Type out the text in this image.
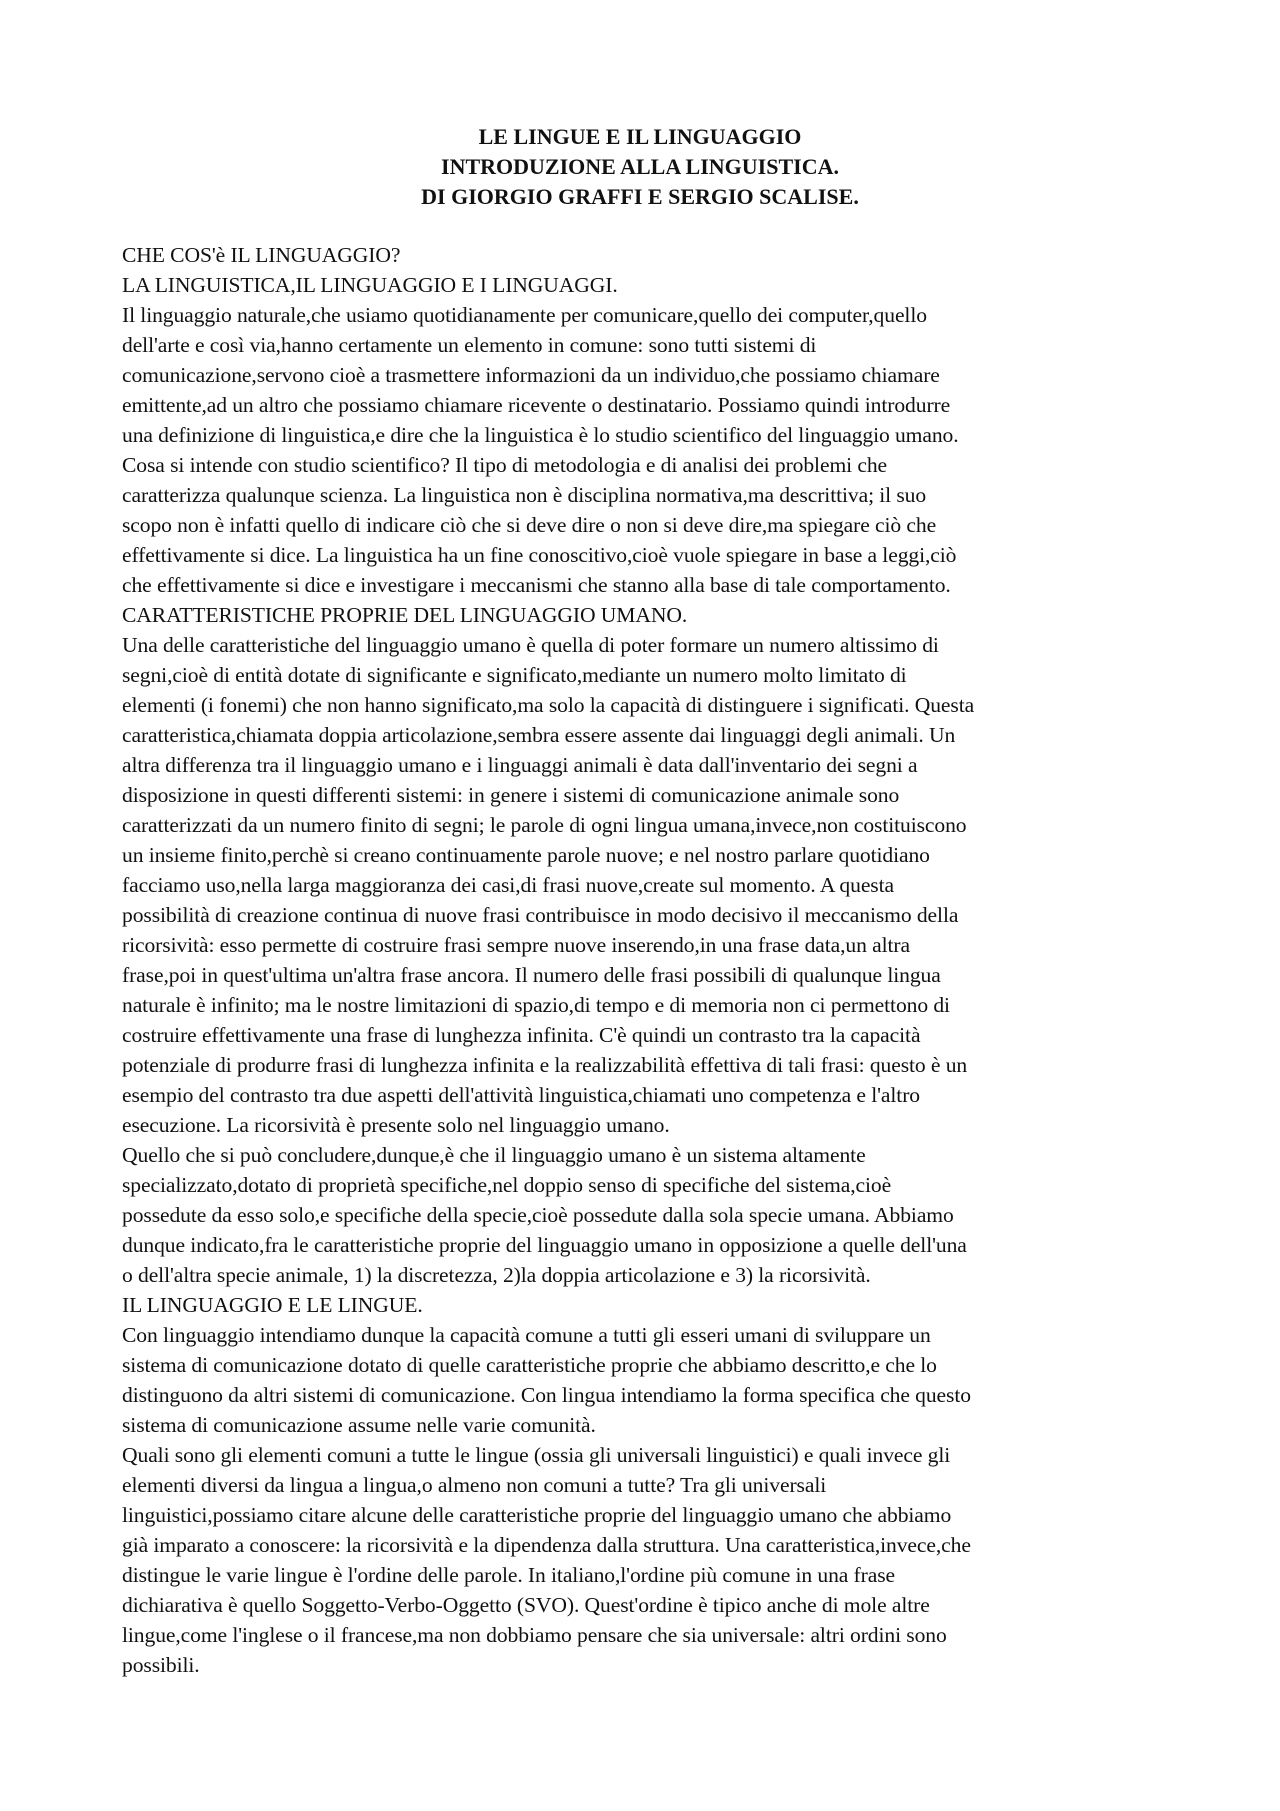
LE LINGUE E IL LINGUAGGIO
INTRODUZIONE ALLA LINGUISTICA.
DI GIORGIO GRAFFI E SERGIO SCALISE.
CHE COS'è IL LINGUAGGIO?
LA LINGUISTICA,IL LINGUAGGIO E I LINGUAGGI.
Il linguaggio naturale,che usiamo quotidianamente per comunicare,quello dei computer,quello
dell'arte e così via,hanno certamente un elemento in comune: sono tutti sistemi di
comunicazione,servono cioè a trasmettere informazioni da un individuo,che possiamo chiamare
emittente,ad un altro che possiamo chiamare ricevente o destinatario. Possiamo quindi introdurre
una definizione di linguistica,e dire che la linguistica è lo studio scientifico del linguaggio umano.
Cosa si intende con studio scientifico? Il tipo di metodologia e di analisi dei problemi che
caratterizza qualunque scienza. La linguistica non è disciplina normativa,ma descrittiva; il suo
scopo non è infatti quello di indicare ciò che si deve dire o non si deve dire,ma spiegare ciò che
effettivamente si dice. La linguistica ha un fine conoscitivo,cioè vuole spiegare in base a leggi,ciò
che effettivamente si dice e investigare i meccanismi che stanno alla base di tale comportamento.
CARATTERISTICHE PROPRIE DEL LINGUAGGIO UMANO.
Una delle caratteristiche del linguaggio umano è quella di poter formare un numero altissimo di
segni,cioè di entità dotate di significante e significato,mediante un numero molto limitato di
elementi (i fonemi) che non hanno significato,ma solo la capacità di distinguere i significati. Questa
caratteristica,chiamata doppia articolazione,sembra essere assente dai linguaggi degli animali. Un
altra differenza tra il linguaggio umano e i linguaggi animali è data dall'inventario dei segni a
disposizione in questi differenti sistemi: in genere i sistemi di comunicazione animale sono
caratterizzati da un numero finito di segni; le parole di ogni lingua umana,invece,non costituiscono
un insieme finito,perchè si creano continuamente parole nuove; e nel nostro parlare quotidiano
facciamo uso,nella larga maggioranza dei casi,di frasi nuove,create sul momento. A questa
possibilità di creazione continua di nuove frasi contribuisce in modo decisivo il meccanismo della
ricorsività: esso permette di costruire frasi sempre nuove inserendo,in una frase data,un altra
frase,poi in quest'ultima un'altra frase ancora. Il numero delle frasi possibili di qualunque lingua
naturale è infinito; ma le nostre limitazioni di spazio,di tempo e di memoria non ci permettono di
costruire effettivamente una frase di lunghezza infinita. C'è quindi un contrasto tra la capacità
potenziale di produrre frasi di lunghezza infinita e la realizzabilità effettiva di tali frasi: questo è un
esempio del contrasto tra due aspetti dell'attività linguistica,chiamati uno competenza e l'altro
esecuzione. La ricorsività è presente solo nel linguaggio umano.
Quello che si può concludere,dunque,è che il linguaggio umano è un sistema altamente
specializzato,dotato di proprietà specifiche,nel doppio senso di specifiche del sistema,cioè
possedute da esso solo,e specifiche della specie,cioè possedute dalla sola specie umana. Abbiamo
dunque indicato,fra le caratteristiche proprie del linguaggio umano in opposizione a quelle dell'una
o dell'altra specie animale, 1) la discretezza, 2)la doppia articolazione e 3) la ricorsività.
IL LINGUAGGIO E LE LINGUE.
Con linguaggio intendiamo dunque la capacità comune a tutti gli esseri umani di sviluppare un
sistema di comunicazione dotato di quelle caratteristiche proprie che abbiamo descritto,e che lo
distinguono da altri sistemi di comunicazione. Con lingua intendiamo la forma specifica che questo
sistema di comunicazione assume nelle varie comunità.
Quali sono gli elementi comuni a tutte le lingue (ossia gli universali linguistici) e quali invece gli
elementi diversi da lingua a lingua,o almeno non comuni a tutte? Tra gli universali
linguistici,possiamo citare alcune delle caratteristiche proprie del linguaggio umano che abbiamo
già imparato a conoscere: la ricorsività e la dipendenza dalla struttura. Una caratteristica,invece,che
distingue le varie lingue è l'ordine delle parole. In italiano,l'ordine più comune in una frase
dichiarativa è quello Soggetto-Verbo-Oggetto (SVO). Quest'ordine è tipico anche di mole altre
lingue,come l'inglese o il francese,ma non dobbiamo pensare che sia universale: altri ordini sono
possibili.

☆ ☆ ☆ ☆ ☆ ☆ ☆

### What you have to do:
With the pictures omitted, reproduce the records in full and exactly.

### Exercise output:
Type out the text in this image.
LE LINGUE E IL LINGUAGGIO
INTRODUZIONE ALLA LINGUISTICA.
DI GIORGIO GRAFFI E SERGIO SCALISE.
CHE COS'è IL LINGUAGGIO?
LA LINGUISTICA,IL LINGUAGGIO E I LINGUAGGI.
Il linguaggio naturale,che usiamo quotidianamente per comunicare,quello dei computer,quello
dell'arte e così via,hanno certamente un elemento in comune: sono tutti sistemi di
comunicazione,servono cioè a trasmettere informazioni da un individuo,che possiamo chiamare
emittente,ad un altro che possiamo chiamare ricevente o destinatario. Possiamo quindi introdurre
una definizione di linguistica,e dire che la linguistica è lo studio scientifico del linguaggio umano.
Cosa si intende con studio scientifico? Il tipo di metodologia e di analisi dei problemi che
caratterizza qualunque scienza. La linguistica non è disciplina normativa,ma descrittiva; il suo
scopo non è infatti quello di indicare ciò che si deve dire o non si deve dire,ma spiegare ciò che
effettivamente si dice. La linguistica ha un fine conoscitivo,cioè vuole spiegare in base a leggi,ciò
che effettivamente si dice e investigare i meccanismi che stanno alla base di tale comportamento.
CARATTERISTICHE PROPRIE DEL LINGUAGGIO UMANO.
Una delle caratteristiche del linguaggio umano è quella di poter formare un numero altissimo di
segni,cioè di entità dotate di significante e significato,mediante un numero molto limitato di
elementi (i fonemi) che non hanno significato,ma solo la capacità di distinguere i significati. Questa
caratteristica,chiamata doppia articolazione,sembra essere assente dai linguaggi degli animali. Un
altra differenza tra il linguaggio umano e i linguaggi animali è data dall'inventario dei segni a
disposizione in questi differenti sistemi: in genere i sistemi di comunicazione animale sono
caratterizzati da un numero finito di segni; le parole di ogni lingua umana,invece,non costituiscono
un insieme finito,perchè si creano continuamente parole nuove; e nel nostro parlare quotidiano
facciamo uso,nella larga maggioranza dei casi,di frasi nuove,create sul momento. A questa
possibilità di creazione continua di nuove frasi contribuisce in modo decisivo il meccanismo della
ricorsività: esso permette di costruire frasi sempre nuove inserendo,in una frase data,un altra
frase,poi in quest'ultima un'altra frase ancora. Il numero delle frasi possibili di qualunque lingua
naturale è infinito; ma le nostre limitazioni di spazio,di tempo e di memoria non ci permettono di
costruire effettivamente una frase di lunghezza infinita. C'è quindi un contrasto tra la capacità
potenziale di produrre frasi di lunghezza infinita e la realizzabilità effettiva di tali frasi: questo è un
esempio del contrasto tra due aspetti dell'attività linguistica,chiamati uno competenza e l'altro
esecuzione. La ricorsività è presente solo nel linguaggio umano.
Quello che si può concludere,dunque,è che il linguaggio umano è un sistema altamente
specializzato,dotato di proprietà specifiche,nel doppio senso di specifiche del sistema,cioè
possedute da esso solo,e specifiche della specie,cioè possedute dalla sola specie umana. Abbiamo
dunque indicato,fra le caratteristiche proprie del linguaggio umano in opposizione a quelle dell'una
o dell'altra specie animale, 1) la discretezza, 2)la doppia articolazione e 3) la ricorsività.
IL LINGUAGGIO E LE LINGUE.
Con linguaggio intendiamo dunque la capacità comune a tutti gli esseri umani di sviluppare un
sistema di comunicazione dotato di quelle caratteristiche proprie che abbiamo descritto,e che lo
distinguono da altri sistemi di comunicazione. Con lingua intendiamo la forma specifica che questo
sistema di comunicazione assume nelle varie comunità.
Quali sono gli elementi comuni a tutte le lingue (ossia gli universali linguistici) e quali invece gli
elementi diversi da lingua a lingua,o almeno non comuni a tutte? Tra gli universali
linguistici,possiamo citare alcune delle caratteristiche proprie del linguaggio umano che abbiamo
già imparato a conoscere: la ricorsività e la dipendenza dalla struttura. Una caratteristica,invece,che
distingue le varie lingue è l'ordine delle parole. In italiano,l'ordine più comune in una frase
dichiarativa è quello Soggetto-Verbo-Oggetto (SVO). Quest'ordine è tipico anche di mole altre
lingue,come l'inglese o il francese,ma non dobbiamo pensare che sia universale: altri ordini sono
possibili.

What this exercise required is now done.